PROBLEM.
Copy the material that follows word for word and omit its pictures.

((

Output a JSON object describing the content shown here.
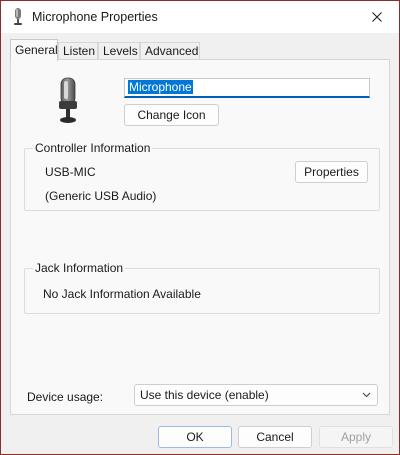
{
  "window": {
    "title": "Microphone Properties"
  },
  "tabs": [
    {
      "label": "General",
      "active": true
    },
    {
      "label": "Listen",
      "active": false
    },
    {
      "label": "Levels",
      "active": false
    },
    {
      "label": "Advanced",
      "active": false
    }
  ],
  "general": {
    "device_name": "Microphone",
    "change_icon_label": "Change Icon",
    "device_icon": "microphone-icon",
    "controller": {
      "title": "Controller Information",
      "name": "USB-MIC",
      "driver": "(Generic USB Audio)",
      "properties_label": "Properties"
    },
    "jack": {
      "title": "Jack Information",
      "text": "No Jack Information Available"
    },
    "device_usage": {
      "label": "Device usage:",
      "selected": "Use this device (enable)"
    }
  },
  "footer": {
    "ok_label": "OK",
    "cancel_label": "Cancel",
    "apply_label": "Apply"
  },
  "colors": {
    "accent": "#005fb8",
    "selection": "#0078d7",
    "window_border": "#8e2b2b"
  }
}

))

THE ANSWER.
Output a JSON object describing the content shown here.
{
  "window": {
    "title": "Microphone Properties"
  },
  "tabs": [
    {
      "label": "General",
      "active": true
    },
    {
      "label": "Listen",
      "active": false
    },
    {
      "label": "Levels",
      "active": false
    },
    {
      "label": "Advanced",
      "active": false
    }
  ],
  "general": {
    "device_name": "Microphone",
    "change_icon_label": "Change Icon",
    "device_icon": "microphone-icon",
    "controller": {
      "title": "Controller Information",
      "name": "USB-MIC",
      "driver": "(Generic USB Audio)",
      "properties_label": "Properties"
    },
    "jack": {
      "title": "Jack Information",
      "text": "No Jack Information Available"
    },
    "device_usage": {
      "label": "Device usage:",
      "selected": "Use this device (enable)"
    }
  },
  "footer": {
    "ok_label": "OK",
    "cancel_label": "Cancel",
    "apply_label": "Apply"
  },
  "colors": {
    "accent": "#005fb8",
    "selection": "#0078d7",
    "window_border": "#8e2b2b"
  }
}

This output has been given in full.